[What you have to do] Copy each of the entries below word for word, and omit the pictures.

# Start of Data excerpts

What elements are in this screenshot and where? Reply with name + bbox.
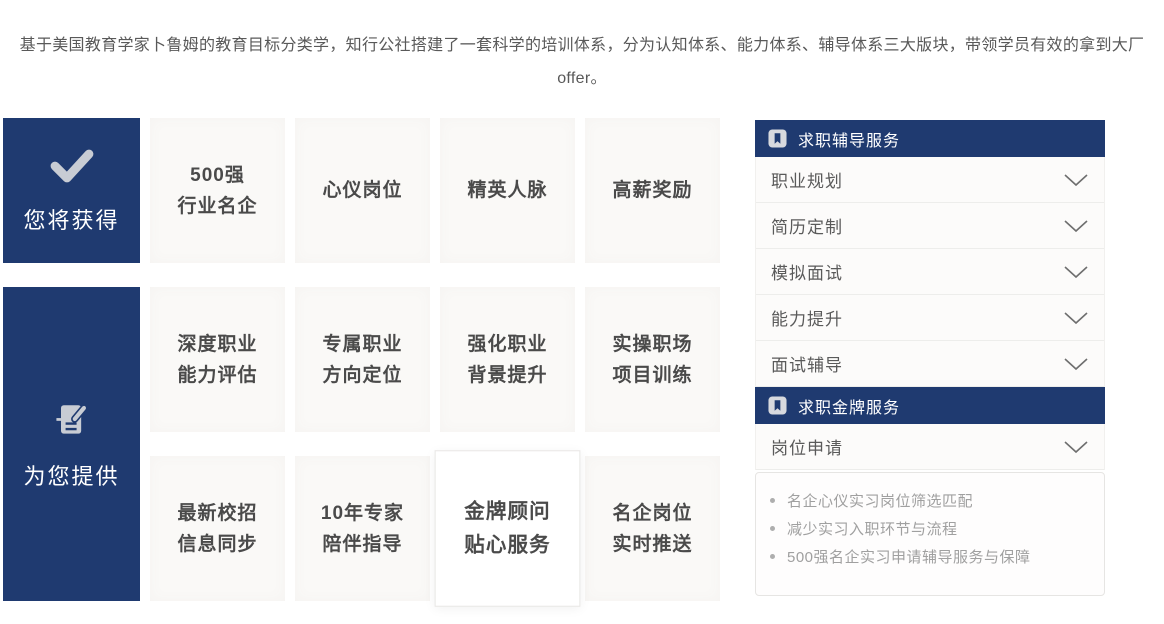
card-label-line: 最新校招 bbox=[177, 498, 257, 529]
card-label-line: 能力评估 bbox=[177, 360, 257, 391]
intro-text: 基于美国教育学家卜鲁姆的教育目标分类学，知行公社搭建了一套科学的培训体系，分为认… bbox=[0, 29, 1164, 95]
card-label-line: 信息同步 bbox=[177, 529, 257, 560]
chevron-down-icon bbox=[1063, 311, 1089, 325]
gold-accordion: 岗位申请 bbox=[755, 424, 1105, 470]
card-label-line: 金牌顾问 bbox=[464, 495, 550, 528]
accordion-item-mock-interview[interactable]: 模拟面试 bbox=[756, 249, 1104, 295]
banner-you-will-get: 您将获得 bbox=[3, 118, 140, 263]
card-label-line: 精英人脉 bbox=[467, 175, 547, 206]
services-panel: 求职辅导服务 职业规划 简历定制 模拟面试 bbox=[755, 120, 1105, 596]
banner-label: 您将获得 bbox=[23, 203, 119, 235]
feature-card[interactable]: 500强 行业名企 bbox=[150, 118, 285, 263]
accordion-label: 岗位申请 bbox=[771, 434, 843, 459]
banner-label: 为您提供 bbox=[23, 459, 119, 491]
gold-service-bullet-list: 名企心仪实习岗位筛选匹配 减少实习入职环节与流程 500强名企实习申请辅导服务与… bbox=[770, 488, 1090, 572]
bullet-item: 500强名企实习申请辅导服务与保障 bbox=[770, 544, 1090, 572]
accordion-item-resume-customization[interactable]: 简历定制 bbox=[756, 203, 1104, 249]
accordion-item-career-planning[interactable]: 职业规划 bbox=[756, 157, 1104, 203]
feature-card[interactable]: 深度职业 能力评估 bbox=[150, 287, 285, 432]
card-label-line: 专属职业 bbox=[322, 329, 402, 360]
page: 基于美国教育学家卜鲁姆的教育目标分类学，知行公社搭建了一套科学的培训体系，分为认… bbox=[0, 0, 1164, 624]
feature-card[interactable]: 实操职场 项目训练 bbox=[585, 287, 720, 432]
panel-header-coaching: 求职辅导服务 bbox=[755, 120, 1105, 157]
feature-card[interactable]: 10年专家 陪伴指导 bbox=[295, 456, 430, 601]
panel-title: 求职金牌服务 bbox=[798, 394, 900, 418]
chevron-down-icon bbox=[1063, 440, 1089, 454]
bookmark-icon bbox=[768, 129, 787, 148]
card-label-line: 实操职场 bbox=[612, 329, 692, 360]
card-label-line: 高薪奖励 bbox=[612, 175, 692, 206]
gold-service-details: 名企心仪实习岗位筛选匹配 减少实习入职环节与流程 500强名企实习申请辅导服务与… bbox=[755, 472, 1105, 596]
feature-grid: 您将获得 500强 行业名企 心仪岗位 精英人脉 高薪奖励 bbox=[3, 118, 720, 601]
card-label-line: 背景提升 bbox=[467, 360, 547, 391]
feature-card[interactable]: 精英人脉 bbox=[440, 118, 575, 263]
accordion-item-interview-coaching[interactable]: 面试辅导 bbox=[756, 341, 1104, 387]
card-label-line: 名企岗位 bbox=[612, 498, 692, 529]
chevron-down-icon bbox=[1063, 219, 1089, 233]
card-label-line: 行业名企 bbox=[177, 191, 257, 222]
card-label-line: 方向定位 bbox=[322, 360, 402, 391]
card-label-line: 陪伴指导 bbox=[322, 529, 402, 560]
card-label-line: 实时推送 bbox=[612, 529, 692, 560]
card-label-line: 心仪岗位 bbox=[322, 175, 402, 206]
feature-card[interactable]: 名企岗位 实时推送 bbox=[585, 456, 720, 601]
feature-card[interactable]: 强化职业 背景提升 bbox=[440, 287, 575, 432]
card-label-line: 项目训练 bbox=[612, 360, 692, 391]
edit-document-icon bbox=[50, 397, 94, 446]
accordion-item-ability-improvement[interactable]: 能力提升 bbox=[756, 295, 1104, 341]
card-label-line: 10年专家 bbox=[321, 498, 404, 529]
panel-title: 求职辅导服务 bbox=[798, 127, 900, 151]
accordion-label: 简历定制 bbox=[771, 213, 843, 238]
feature-card-highlighted[interactable]: 金牌顾问 贴心服务 bbox=[435, 450, 581, 607]
feature-card[interactable]: 专属职业 方向定位 bbox=[295, 287, 430, 432]
chevron-down-icon bbox=[1063, 265, 1089, 279]
card-label-line: 500强 bbox=[190, 160, 245, 191]
banner-we-provide: 为您提供 bbox=[3, 287, 140, 601]
bullet-item: 名企心仪实习岗位筛选匹配 bbox=[770, 488, 1090, 516]
feature-card[interactable]: 高薪奖励 bbox=[585, 118, 720, 263]
accordion-label: 模拟面试 bbox=[771, 259, 843, 284]
card-label-line: 贴心服务 bbox=[464, 529, 550, 562]
chevron-down-icon bbox=[1063, 357, 1089, 371]
panel-header-gold-service: 求职金牌服务 bbox=[755, 387, 1105, 424]
accordion-label: 面试辅导 bbox=[771, 351, 843, 376]
accordion-label: 能力提升 bbox=[771, 305, 843, 330]
card-label-line: 深度职业 bbox=[177, 329, 257, 360]
coaching-accordion: 职业规划 简历定制 模拟面试 能力提升 bbox=[755, 157, 1105, 387]
feature-card[interactable]: 最新校招 信息同步 bbox=[150, 456, 285, 601]
chevron-down-icon bbox=[1063, 173, 1089, 187]
bookmark-icon bbox=[768, 396, 787, 415]
accordion-item-job-application[interactable]: 岗位申请 bbox=[756, 424, 1104, 470]
bullet-item: 减少实习入职环节与流程 bbox=[770, 516, 1090, 544]
feature-card[interactable]: 心仪岗位 bbox=[295, 118, 430, 263]
accordion-label: 职业规划 bbox=[771, 167, 843, 192]
card-label-line: 强化职业 bbox=[467, 329, 547, 360]
check-icon bbox=[48, 147, 96, 190]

# End of Data excerpts

[Task response]
What elements are in this screenshot and where? Reply with name + bbox.
card-label-line: 最新校招 bbox=[177, 498, 257, 529]
card-label-line: 能力评估 bbox=[177, 360, 257, 391]
intro-text: 基于美国教育学家卜鲁姆的教育目标分类学，知行公社搭建了一套科学的培训体系，分为认… bbox=[0, 29, 1164, 95]
card-label-line: 信息同步 bbox=[177, 529, 257, 560]
chevron-down-icon bbox=[1063, 311, 1089, 325]
gold-accordion: 岗位申请 bbox=[755, 424, 1105, 470]
card-label-line: 金牌顾问 bbox=[464, 495, 550, 528]
accordion-item-mock-interview[interactable]: 模拟面试 bbox=[756, 249, 1104, 295]
banner-you-will-get: 您将获得 bbox=[3, 118, 140, 263]
card-label-line: 精英人脉 bbox=[467, 175, 547, 206]
services-panel: 求职辅导服务 职业规划 简历定制 模拟面试 bbox=[755, 120, 1105, 596]
banner-label: 您将获得 bbox=[23, 203, 119, 235]
feature-card[interactable]: 500强 行业名企 bbox=[150, 118, 285, 263]
accordion-label: 岗位申请 bbox=[771, 434, 843, 459]
banner-label: 为您提供 bbox=[23, 459, 119, 491]
gold-service-bullet-list: 名企心仪实习岗位筛选匹配 减少实习入职环节与流程 500强名企实习申请辅导服务与… bbox=[770, 488, 1090, 572]
bullet-item: 500强名企实习申请辅导服务与保障 bbox=[770, 544, 1090, 572]
accordion-item-resume-customization[interactable]: 简历定制 bbox=[756, 203, 1104, 249]
accordion-item-career-planning[interactable]: 职业规划 bbox=[756, 157, 1104, 203]
feature-card[interactable]: 深度职业 能力评估 bbox=[150, 287, 285, 432]
card-label-line: 专属职业 bbox=[322, 329, 402, 360]
page: 基于美国教育学家卜鲁姆的教育目标分类学，知行公社搭建了一套科学的培训体系，分为认… bbox=[0, 0, 1164, 624]
feature-card[interactable]: 实操职场 项目训练 bbox=[585, 287, 720, 432]
panel-header-coaching: 求职辅导服务 bbox=[755, 120, 1105, 157]
feature-card[interactable]: 10年专家 陪伴指导 bbox=[295, 456, 430, 601]
panel-title: 求职金牌服务 bbox=[798, 394, 900, 418]
chevron-down-icon bbox=[1063, 440, 1089, 454]
bookmark-icon bbox=[768, 129, 787, 148]
card-label-line: 实操职场 bbox=[612, 329, 692, 360]
card-label-line: 高薪奖励 bbox=[612, 175, 692, 206]
gold-service-details: 名企心仪实习岗位筛选匹配 减少实习入职环节与流程 500强名企实习申请辅导服务与… bbox=[755, 472, 1105, 596]
feature-grid: 您将获得 500强 行业名企 心仪岗位 精英人脉 高薪奖励 bbox=[3, 118, 720, 601]
card-label-line: 背景提升 bbox=[467, 360, 547, 391]
feature-card[interactable]: 精英人脉 bbox=[440, 118, 575, 263]
accordion-item-interview-coaching[interactable]: 面试辅导 bbox=[756, 341, 1104, 387]
card-label-line: 名企岗位 bbox=[612, 498, 692, 529]
chevron-down-icon bbox=[1063, 219, 1089, 233]
card-label-line: 行业名企 bbox=[177, 191, 257, 222]
card-label-line: 方向定位 bbox=[322, 360, 402, 391]
card-label-line: 陪伴指导 bbox=[322, 529, 402, 560]
card-label-line: 实时推送 bbox=[612, 529, 692, 560]
card-label-line: 心仪岗位 bbox=[322, 175, 402, 206]
feature-card[interactable]: 名企岗位 实时推送 bbox=[585, 456, 720, 601]
feature-card[interactable]: 强化职业 背景提升 bbox=[440, 287, 575, 432]
card-label-line: 项目训练 bbox=[612, 360, 692, 391]
edit-document-icon bbox=[50, 397, 94, 446]
accordion-item-ability-improvement[interactable]: 能力提升 bbox=[756, 295, 1104, 341]
card-label-line: 10年专家 bbox=[321, 498, 404, 529]
panel-title: 求职辅导服务 bbox=[798, 127, 900, 151]
accordion-label: 简历定制 bbox=[771, 213, 843, 238]
feature-card-highlighted[interactable]: 金牌顾问 贴心服务 bbox=[435, 450, 581, 607]
feature-card[interactable]: 专属职业 方向定位 bbox=[295, 287, 430, 432]
chevron-down-icon bbox=[1063, 265, 1089, 279]
card-label-line: 500强 bbox=[190, 160, 245, 191]
banner-we-provide: 为您提供 bbox=[3, 287, 140, 601]
bullet-item: 名企心仪实习岗位筛选匹配 bbox=[770, 488, 1090, 516]
feature-card[interactable]: 高薪奖励 bbox=[585, 118, 720, 263]
accordion-label: 模拟面试 bbox=[771, 259, 843, 284]
card-label-line: 贴心服务 bbox=[464, 529, 550, 562]
chevron-down-icon bbox=[1063, 357, 1089, 371]
panel-header-gold-service: 求职金牌服务 bbox=[755, 387, 1105, 424]
accordion-label: 面试辅导 bbox=[771, 351, 843, 376]
accordion-label: 能力提升 bbox=[771, 305, 843, 330]
card-label-line: 深度职业 bbox=[177, 329, 257, 360]
coaching-accordion: 职业规划 简历定制 模拟面试 能力提升 bbox=[755, 157, 1105, 387]
feature-card[interactable]: 最新校招 信息同步 bbox=[150, 456, 285, 601]
chevron-down-icon bbox=[1063, 173, 1089, 187]
bookmark-icon bbox=[768, 396, 787, 415]
accordion-item-job-application[interactable]: 岗位申请 bbox=[756, 424, 1104, 470]
bullet-item: 减少实习入职环节与流程 bbox=[770, 516, 1090, 544]
feature-card[interactable]: 心仪岗位 bbox=[295, 118, 430, 263]
accordion-label: 职业规划 bbox=[771, 167, 843, 192]
card-label-line: 强化职业 bbox=[467, 329, 547, 360]
check-icon bbox=[48, 147, 96, 190]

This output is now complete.